begin EXTRACTED ENTRIES

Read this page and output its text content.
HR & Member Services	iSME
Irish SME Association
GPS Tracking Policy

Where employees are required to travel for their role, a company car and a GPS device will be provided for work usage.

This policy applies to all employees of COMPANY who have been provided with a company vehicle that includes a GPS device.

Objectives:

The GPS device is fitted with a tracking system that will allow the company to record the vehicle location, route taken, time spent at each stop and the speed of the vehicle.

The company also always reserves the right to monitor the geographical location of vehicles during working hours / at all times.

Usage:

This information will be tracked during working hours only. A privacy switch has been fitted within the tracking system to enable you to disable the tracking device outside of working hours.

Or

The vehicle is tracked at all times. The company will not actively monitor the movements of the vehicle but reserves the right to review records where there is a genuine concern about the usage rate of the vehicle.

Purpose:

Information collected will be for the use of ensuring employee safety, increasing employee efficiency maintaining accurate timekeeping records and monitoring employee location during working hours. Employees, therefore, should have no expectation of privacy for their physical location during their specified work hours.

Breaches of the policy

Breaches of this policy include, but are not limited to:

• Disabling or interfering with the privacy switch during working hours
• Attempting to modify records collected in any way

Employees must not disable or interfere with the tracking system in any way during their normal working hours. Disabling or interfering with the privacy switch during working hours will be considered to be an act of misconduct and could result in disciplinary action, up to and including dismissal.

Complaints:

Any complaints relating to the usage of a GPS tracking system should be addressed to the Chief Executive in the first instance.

end EXTRACTED ENTRIES

> INSTRUCTIONS FOR THE TASK
Print out every record again, exactly and in full.

> RESULT OF THE EXERCISE
Read this page and output its text content.
HR & Member Services	iSME
Irish SME Association
GPS Tracking Policy

Where employees are required to travel for their role, a company car and a GPS device will be provided for work usage.

This policy applies to all employees of COMPANY who have been provided with a company vehicle that includes a GPS device.

Objectives:

The GPS device is fitted with a tracking system that will allow the company to record the vehicle location, route taken, time spent at each stop and the speed of the vehicle.

The company also always reserves the right to monitor the geographical location of vehicles during working hours / at all times.

Usage:

This information will be tracked during working hours only. A privacy switch has been fitted within the tracking system to enable you to disable the tracking device outside of working hours.

Or

The vehicle is tracked at all times. The company will not actively monitor the movements of the vehicle but reserves the right to review records where there is a genuine concern about the usage rate of the vehicle.

Purpose:

Information collected will be for the use of ensuring employee safety, increasing employee efficiency maintaining accurate timekeeping records and monitoring employee location during working hours. Employees, therefore, should have no expectation of privacy for their physical location during their specified work hours.

Breaches of the policy

Breaches of this policy include, but are not limited to:

• Disabling or interfering with the privacy switch during working hours
• Attempting to modify records collected in any way

Employees must not disable or interfere with the tracking system in any way during their normal working hours. Disabling or interfering with the privacy switch during working hours will be considered to be an act of misconduct and could result in disciplinary action, up to and including dismissal.

Complaints:

Any complaints relating to the usage of a GPS tracking system should be addressed to the Chief Executive in the first instance.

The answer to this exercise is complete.